====== Data excerpts ======
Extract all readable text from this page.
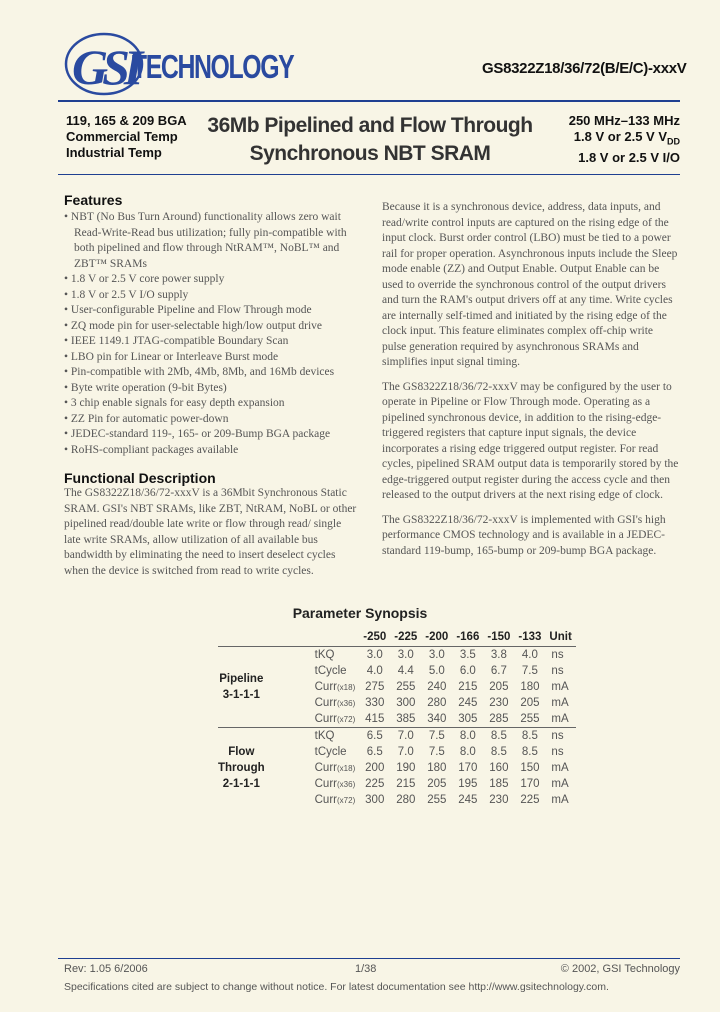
GSI
TECHNOLOGY	GS8322Z18/36/72(B/E/C)-xxxV
119, 165 & 209 BGA
Commercial Temp
Industrial Temp
36Mb Pipelined and Flow Through
Synchronous NBT SRAM
250 MHz–133 MHz
1.8 V or 2.5 V $V_{DD}$
1.8 V or 2.5 V I/O
Features
• NBT (No Bus Turn Around) functionality allows zero wait Read-Write-Read bus utilization; fully pin-compatible with both pipelined and flow through NtRAM™, NoBL™ and ZBT™ SRAMs
• 1.8 V or 2.5 V core power supply
• 1.8 V or 2.5 V I/O supply
• User-configurable Pipeline and Flow Through mode
• ZQ mode pin for user-selectable high/low output drive
• IEEE 1149.1 JTAG-compatible Boundary Scan
• LBO pin for Linear or Interleave Burst mode
• Pin-compatible with 2Mb, 4Mb, 8Mb, and 16Mb devices
• Byte write operation (9-bit Bytes)
• 3 chip enable signals for easy depth expansion
• ZZ Pin for automatic power-down
• JEDEC-standard 119-, 165- or 209-Bump BGA package
• RoHS-compliant packages available
Functional Description

The GS8322Z18/36/72-xxxV is a 36Mbit Synchronous Static SRAM. GSI's NBT SRAMs, like ZBT, NtRAM, NoBL or other pipelined read/double late write or flow through read/ single late write SRAMs, allow utilization of all available bus bandwidth by eliminating the need to insert deselect cycles when the device is switched from read to write cycles.

Because it is a synchronous device, address, data inputs, and read/write control inputs are captured on the rising edge of the input clock. Burst order control (LBO) must be tied to a power rail for proper operation. Asynchronous inputs include the Sleep mode enable (ZZ) and Output Enable. Output Enable can be used to override the synchronous control of the output drivers and turn the RAM's output drivers off at any time. Write cycles are internally self-timed and initiated by the rising edge of the clock input. This feature eliminates complex off-chip write pulse generation required by asynchronous SRAMs and simplifies input signal timing.

The GS8322Z18/36/72-xxxV may be configured by the user to operate in Pipeline or Flow Through mode. Operating as a pipelined synchronous device, in addition to the rising-edge-triggered registers that capture input signals, the device incorporates a rising edge triggered output register. For read cycles, pipelined SRAM output data is temporarily stored by the edge-triggered output register during the access cycle and then released to the output drivers at the next rising edge of clock.

The GS8322Z18/36/72-xxxV is implemented with GSI's high performance CMOS technology and is available in a JEDEC-standard 119-bump, 165-bump or 209-bump BGA package.

Parameter Synopsis
		-250	-225	-200	-166	-150	-133	Unit

Pipeline
3-1-1-1	tKQ	3.0	3.0	3.0	3.5	3.8	4.0	ns
	tCycle	4.0	4.4	5.0	6.0	6.7	7.5	ns
	Curr(x18)	275	255	240	215	205	180	mA
	Curr(x36)	330	300	280	245	230	205	mA
	Curr(x72)	415	385	340	305	285	255	mA

Flow
Through
2-1-1-1	tKQ	6.5	7.0	7.5	8.0	8.5	8.5	ns
	tCycle	6.5	7.0	7.5	8.0	8.5	8.5	ns
	Curr(x18)	200	190	180	170	160	150	mA
	Curr(x36)	225	215	205	195	185	170	mA
	Curr(x72)	300	280	255	245	230	225	mA
Rev: 1.05 6/2006	1/38	© 2002, GSI Technology
Specifications cited are subject to change without notice. For latest documentation see http://www.gsitechnology.com.
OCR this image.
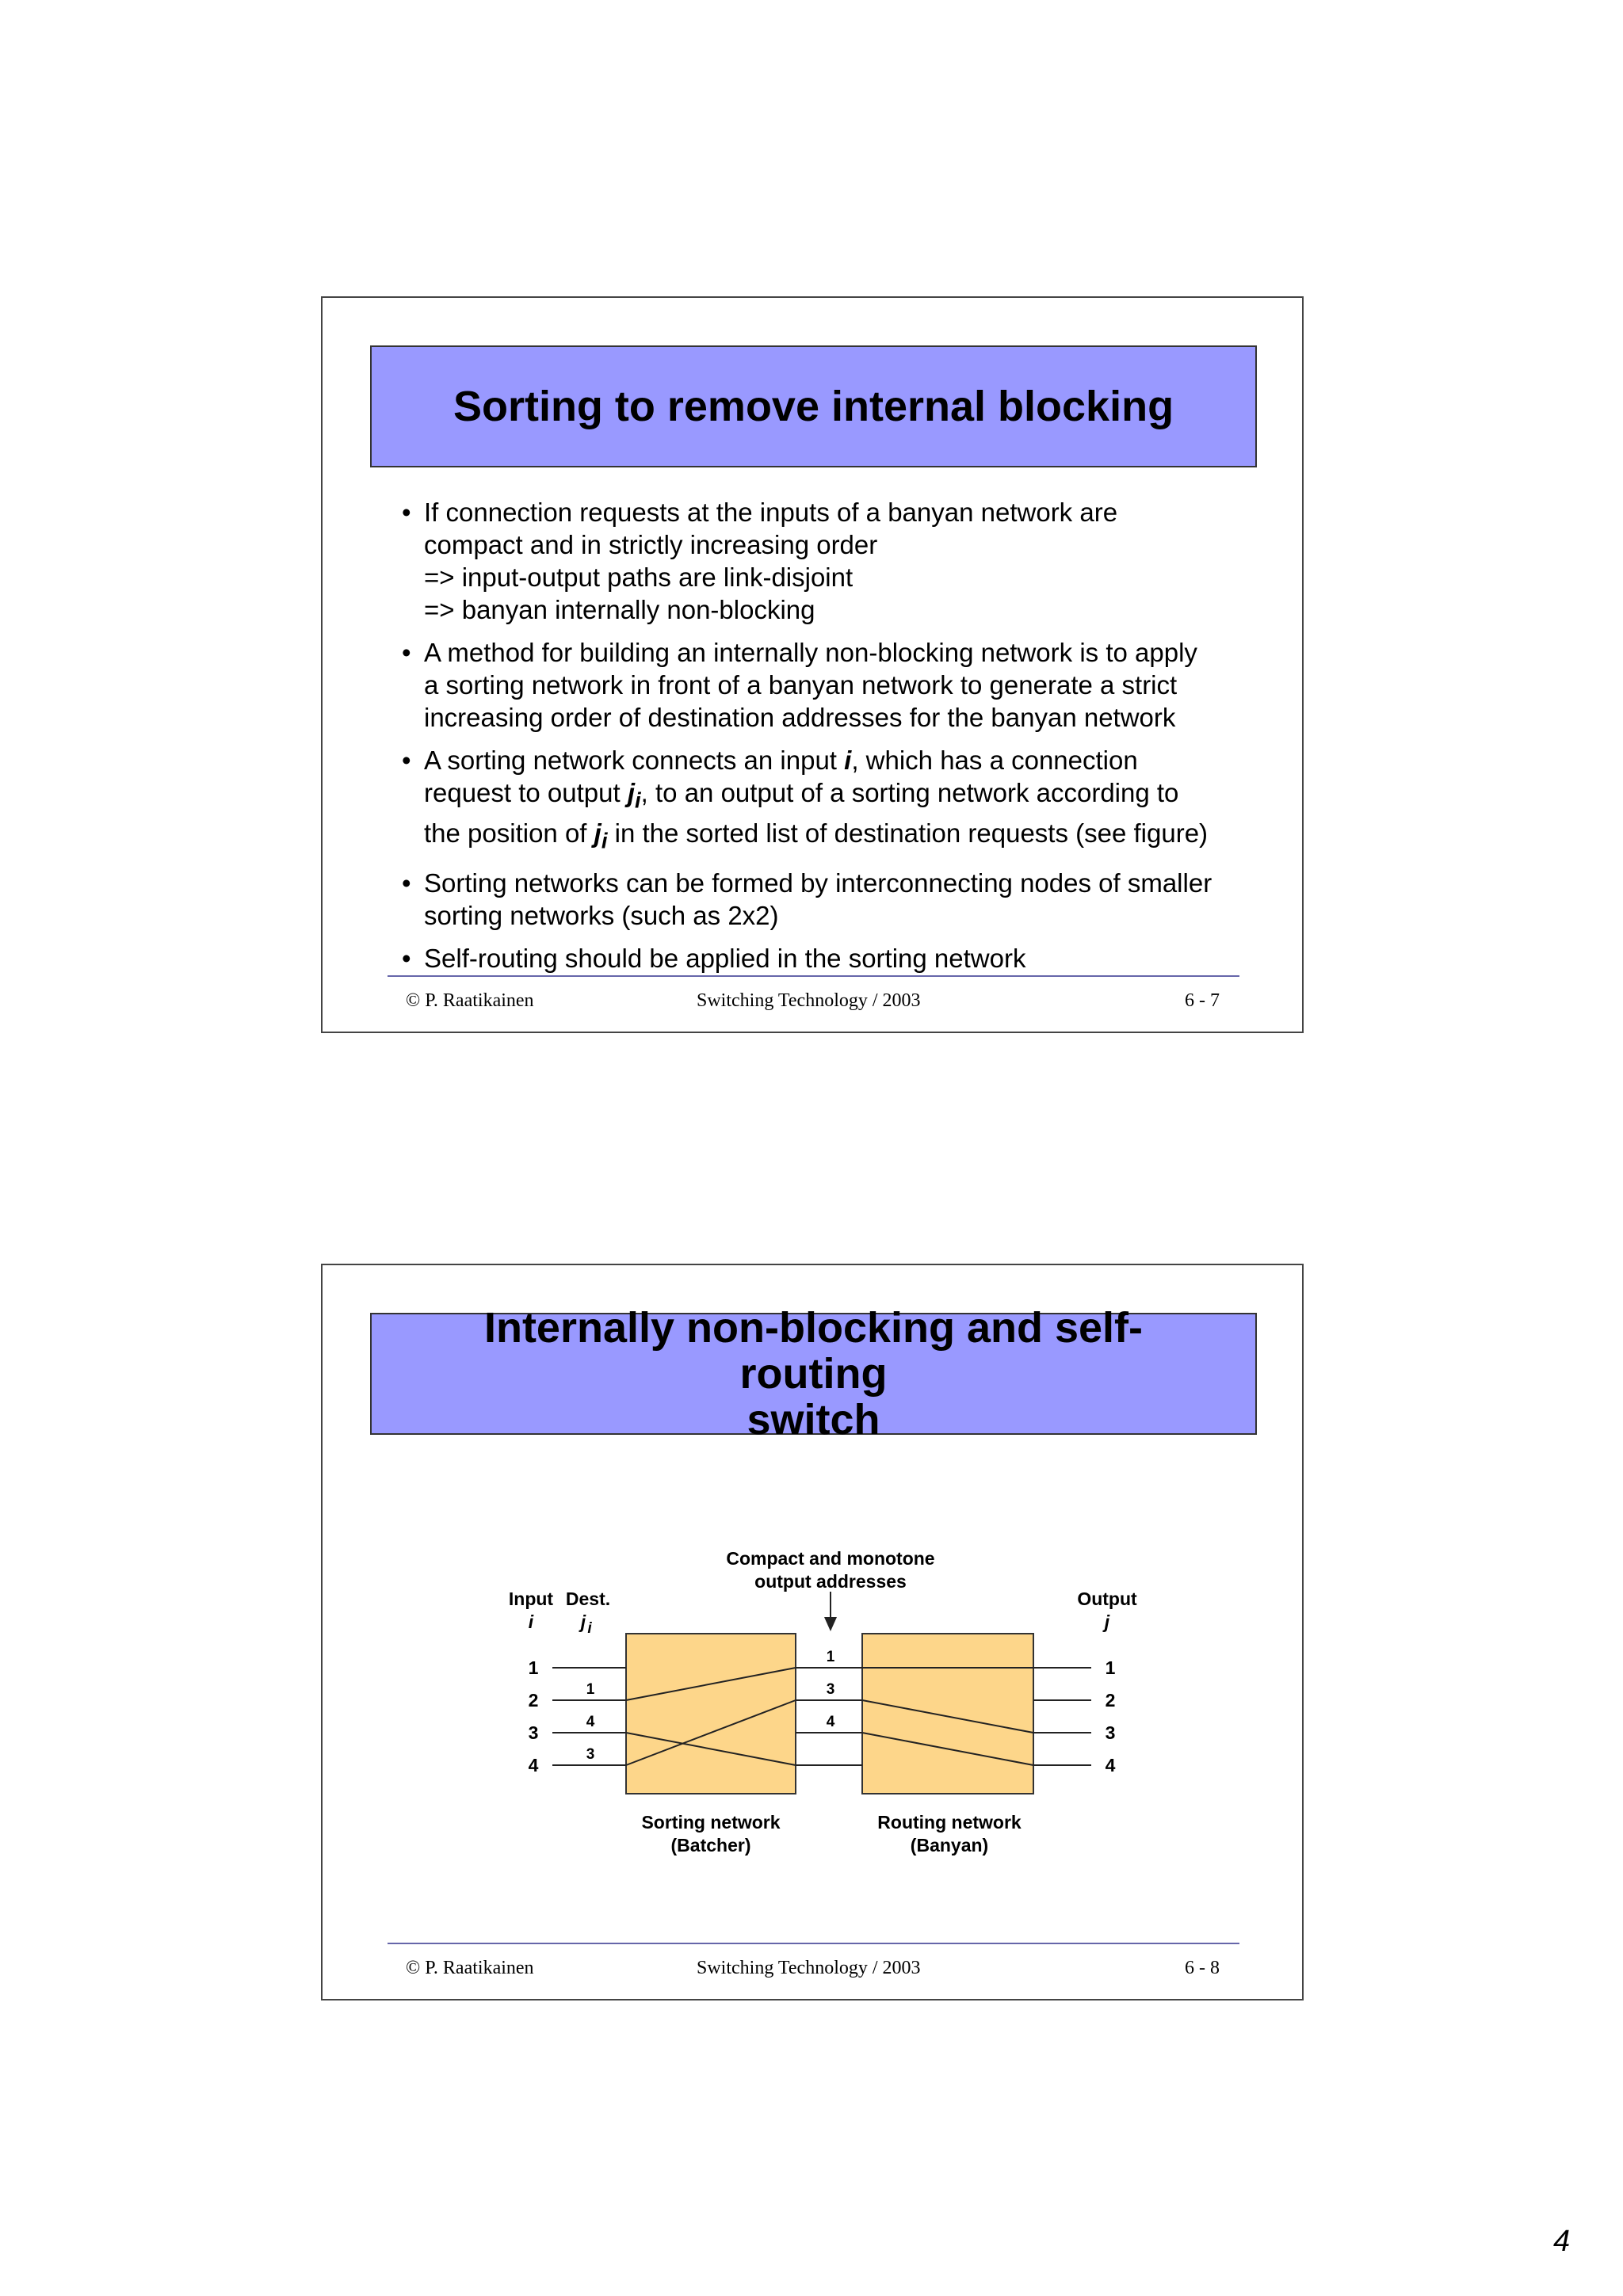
Sorting to remove internal blocking
• If connection requests at the inputs of a banyan network are
compact and in strictly increasing order
=> input-output paths are link-disjoint
=> banyan internally non-blocking
• A method for building an internally non-blocking network is to apply
a sorting network in front of a banyan network to generate a strict
increasing order of destination addresses for the banyan network
• A sorting network connects an input i, which has a connection
request to output $j_i$, to an output of a sorting network according to
the position of $j_i$ in the sorted list of destination requests (see figure)
• Sorting networks can be formed by interconnecting nodes of smaller
sorting networks (such as 2x2)
• Self-routing should be applied in the sorting network
© P. Raatikainen	Switching Technology / 2003	6 - 7
Internally non-blocking and self-routing
switch
Compact and monotone
output addresses
Input
i
Dest.
j i
Output
j
1
2
3
4
1
4
3
1
3
4
1
2
3
4
Sorting network
(Batcher)
Routing network
(Banyan)
© P. Raatikainen	Switching Technology / 2003	6 - 8
4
======
_Aim_: Exactly the lines from the one with "OCR this image." through the end of the records should be written out, and only those. Pictures do not belong in the copy.

_Task answer_:
OCR this image.
Sorting to remove internal blocking
• If connection requests at the inputs of a banyan network are
compact and in strictly increasing order
=> input-output paths are link-disjoint
=> banyan internally non-blocking
• A method for building an internally non-blocking network is to apply
a sorting network in front of a banyan network to generate a strict
increasing order of destination addresses for the banyan network
• A sorting network connects an input i, which has a connection
request to output $j_i$, to an output of a sorting network according to
the position of $j_i$ in the sorted list of destination requests (see figure)
• Sorting networks can be formed by interconnecting nodes of smaller
sorting networks (such as 2x2)
• Self-routing should be applied in the sorting network
© P. Raatikainen	Switching Technology / 2003	6 - 7
Internally non-blocking and self-routing
switch
Compact and monotone
output addresses
Input
i
Dest.
j i
Output
j
1
2
3
4
1
4
3
1
3
4
1
2
3
4
Sorting network
(Batcher)
Routing network
(Banyan)
© P. Raatikainen	Switching Technology / 2003	6 - 8
4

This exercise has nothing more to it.